> **The exercise**: Put the rows below, starting at the very first line and ending at the line that contains "colorbar-tick-label: 2.33 (356, 28, 379, 39)" (both included), into a JSON list of strings with one string per line, leaving out blank lines.

> **Record extracts**:
○ ○ ○ ○

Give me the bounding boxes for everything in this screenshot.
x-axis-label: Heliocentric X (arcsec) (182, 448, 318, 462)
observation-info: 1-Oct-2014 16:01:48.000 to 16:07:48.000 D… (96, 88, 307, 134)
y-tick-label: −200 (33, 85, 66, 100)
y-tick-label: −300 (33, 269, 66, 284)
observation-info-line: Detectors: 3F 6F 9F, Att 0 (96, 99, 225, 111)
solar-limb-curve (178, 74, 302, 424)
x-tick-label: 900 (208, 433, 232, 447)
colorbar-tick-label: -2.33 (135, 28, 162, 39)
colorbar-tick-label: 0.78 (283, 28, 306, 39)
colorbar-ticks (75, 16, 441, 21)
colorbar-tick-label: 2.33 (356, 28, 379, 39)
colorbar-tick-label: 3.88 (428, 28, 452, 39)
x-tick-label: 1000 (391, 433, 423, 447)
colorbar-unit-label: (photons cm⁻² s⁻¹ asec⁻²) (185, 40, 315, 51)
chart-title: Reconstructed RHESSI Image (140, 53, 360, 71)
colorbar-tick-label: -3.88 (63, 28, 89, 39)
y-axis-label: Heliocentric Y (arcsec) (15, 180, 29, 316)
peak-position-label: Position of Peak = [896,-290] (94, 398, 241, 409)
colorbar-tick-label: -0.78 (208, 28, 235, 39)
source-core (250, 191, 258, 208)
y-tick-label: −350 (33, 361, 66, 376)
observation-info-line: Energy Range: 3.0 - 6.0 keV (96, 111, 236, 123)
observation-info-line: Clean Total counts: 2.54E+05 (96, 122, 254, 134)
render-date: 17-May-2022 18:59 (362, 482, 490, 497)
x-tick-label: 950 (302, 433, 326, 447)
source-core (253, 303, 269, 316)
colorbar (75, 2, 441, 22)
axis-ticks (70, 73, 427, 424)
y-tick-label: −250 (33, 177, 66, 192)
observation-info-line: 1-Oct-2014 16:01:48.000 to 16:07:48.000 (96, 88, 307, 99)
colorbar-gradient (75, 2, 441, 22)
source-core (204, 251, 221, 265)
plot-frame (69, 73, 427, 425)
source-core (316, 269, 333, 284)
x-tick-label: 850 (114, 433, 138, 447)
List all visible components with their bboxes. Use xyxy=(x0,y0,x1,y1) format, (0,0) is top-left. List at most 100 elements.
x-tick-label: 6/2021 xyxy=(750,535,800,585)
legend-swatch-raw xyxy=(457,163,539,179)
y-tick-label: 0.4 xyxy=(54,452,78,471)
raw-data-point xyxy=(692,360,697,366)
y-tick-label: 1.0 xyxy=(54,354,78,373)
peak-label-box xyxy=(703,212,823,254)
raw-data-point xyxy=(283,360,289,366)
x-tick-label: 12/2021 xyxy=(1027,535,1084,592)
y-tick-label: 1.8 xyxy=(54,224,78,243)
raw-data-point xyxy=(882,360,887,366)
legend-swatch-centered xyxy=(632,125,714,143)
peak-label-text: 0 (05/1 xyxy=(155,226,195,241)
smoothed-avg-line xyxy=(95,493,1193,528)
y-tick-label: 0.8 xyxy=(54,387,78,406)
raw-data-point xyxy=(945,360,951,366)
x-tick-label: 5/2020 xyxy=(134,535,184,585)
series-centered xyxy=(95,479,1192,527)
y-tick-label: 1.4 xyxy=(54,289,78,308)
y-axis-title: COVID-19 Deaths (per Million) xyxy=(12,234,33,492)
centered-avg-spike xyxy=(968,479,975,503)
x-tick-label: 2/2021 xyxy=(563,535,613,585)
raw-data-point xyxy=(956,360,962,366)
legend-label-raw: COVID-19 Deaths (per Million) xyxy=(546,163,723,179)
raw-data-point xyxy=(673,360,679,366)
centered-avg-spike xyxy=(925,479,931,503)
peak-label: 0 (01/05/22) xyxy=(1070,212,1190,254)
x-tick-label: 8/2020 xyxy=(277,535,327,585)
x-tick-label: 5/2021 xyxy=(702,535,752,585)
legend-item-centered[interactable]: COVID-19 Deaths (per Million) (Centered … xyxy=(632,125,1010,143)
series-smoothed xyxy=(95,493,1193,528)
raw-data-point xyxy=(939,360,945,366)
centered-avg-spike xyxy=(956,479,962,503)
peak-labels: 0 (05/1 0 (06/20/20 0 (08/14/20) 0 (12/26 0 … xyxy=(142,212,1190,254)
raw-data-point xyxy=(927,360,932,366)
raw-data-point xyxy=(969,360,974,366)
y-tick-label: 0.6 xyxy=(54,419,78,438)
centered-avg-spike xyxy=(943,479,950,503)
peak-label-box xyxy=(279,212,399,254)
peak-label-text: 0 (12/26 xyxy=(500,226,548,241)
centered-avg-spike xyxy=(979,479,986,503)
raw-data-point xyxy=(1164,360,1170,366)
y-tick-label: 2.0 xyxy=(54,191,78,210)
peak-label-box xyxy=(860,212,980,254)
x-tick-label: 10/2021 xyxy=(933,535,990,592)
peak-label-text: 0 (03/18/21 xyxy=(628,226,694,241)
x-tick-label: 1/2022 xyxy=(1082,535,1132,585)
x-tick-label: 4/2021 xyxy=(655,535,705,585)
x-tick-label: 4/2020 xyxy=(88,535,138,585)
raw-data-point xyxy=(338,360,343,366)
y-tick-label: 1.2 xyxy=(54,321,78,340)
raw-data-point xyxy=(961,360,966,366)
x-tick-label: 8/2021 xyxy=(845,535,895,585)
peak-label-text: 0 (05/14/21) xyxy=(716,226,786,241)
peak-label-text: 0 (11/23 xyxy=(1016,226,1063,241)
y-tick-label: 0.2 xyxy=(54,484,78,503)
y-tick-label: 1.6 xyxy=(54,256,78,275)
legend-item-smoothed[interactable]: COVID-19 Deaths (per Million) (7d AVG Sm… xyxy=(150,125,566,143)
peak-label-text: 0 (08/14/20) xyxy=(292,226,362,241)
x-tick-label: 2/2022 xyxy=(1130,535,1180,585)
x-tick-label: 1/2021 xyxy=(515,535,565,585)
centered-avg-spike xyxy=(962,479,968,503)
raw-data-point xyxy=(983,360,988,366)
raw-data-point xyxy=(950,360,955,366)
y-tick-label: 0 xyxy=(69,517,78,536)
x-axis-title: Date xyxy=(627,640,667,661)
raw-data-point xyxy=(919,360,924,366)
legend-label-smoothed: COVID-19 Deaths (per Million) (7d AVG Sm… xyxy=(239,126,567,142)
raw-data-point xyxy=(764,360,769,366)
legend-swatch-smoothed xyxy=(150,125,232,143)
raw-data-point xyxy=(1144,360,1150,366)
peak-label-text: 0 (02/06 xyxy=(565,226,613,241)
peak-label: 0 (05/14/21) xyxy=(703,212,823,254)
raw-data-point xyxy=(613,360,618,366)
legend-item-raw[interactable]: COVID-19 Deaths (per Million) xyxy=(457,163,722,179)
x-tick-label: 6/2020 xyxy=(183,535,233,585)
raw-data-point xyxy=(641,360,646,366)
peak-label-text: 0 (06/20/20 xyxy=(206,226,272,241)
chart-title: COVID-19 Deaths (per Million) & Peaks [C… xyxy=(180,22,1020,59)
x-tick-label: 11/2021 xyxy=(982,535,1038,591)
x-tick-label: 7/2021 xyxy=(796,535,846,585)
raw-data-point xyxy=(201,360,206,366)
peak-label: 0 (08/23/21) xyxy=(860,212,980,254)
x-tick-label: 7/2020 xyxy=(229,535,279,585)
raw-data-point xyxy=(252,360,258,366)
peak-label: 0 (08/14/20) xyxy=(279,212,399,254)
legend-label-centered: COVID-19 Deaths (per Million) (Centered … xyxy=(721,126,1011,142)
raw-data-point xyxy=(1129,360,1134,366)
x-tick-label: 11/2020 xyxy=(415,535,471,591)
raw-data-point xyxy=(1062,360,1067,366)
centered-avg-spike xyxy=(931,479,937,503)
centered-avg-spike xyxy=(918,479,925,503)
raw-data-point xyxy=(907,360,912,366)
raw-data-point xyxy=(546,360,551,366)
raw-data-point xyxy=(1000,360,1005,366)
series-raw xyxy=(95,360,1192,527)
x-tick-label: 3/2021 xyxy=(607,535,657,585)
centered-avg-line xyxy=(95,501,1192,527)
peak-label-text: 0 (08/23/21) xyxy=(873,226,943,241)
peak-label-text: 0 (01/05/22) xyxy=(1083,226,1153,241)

○ ○ ○ ○

> **Exercise result**:
[
  "Give me the bounding boxes for everything in this screenshot.",
  "x-axis-label: Heliocentric X (arcsec) (182, 448, 318, 462)",
  "observation-info: 1-Oct-2014 16:01:48.000 to 16:07:48.000 D… (96, 88, 307, 134)",
  "y-tick-label: −200 (33, 85, 66, 100)",
  "y-tick-label: −300 (33, 269, 66, 284)",
  "observation-info-line: Detectors: 3F 6F 9F, Att 0 (96, 99, 225, 111)",
  "solar-limb-curve (178, 74, 302, 424)",
  "x-tick-label: 900 (208, 433, 232, 447)",
  "colorbar-tick-label: -2.33 (135, 28, 162, 39)",
  "colorbar-tick-label: 0.78 (283, 28, 306, 39)",
  "colorbar-ticks (75, 16, 441, 21)",
  "colorbar-tick-label: 2.33 (356, 28, 379, 39)"
]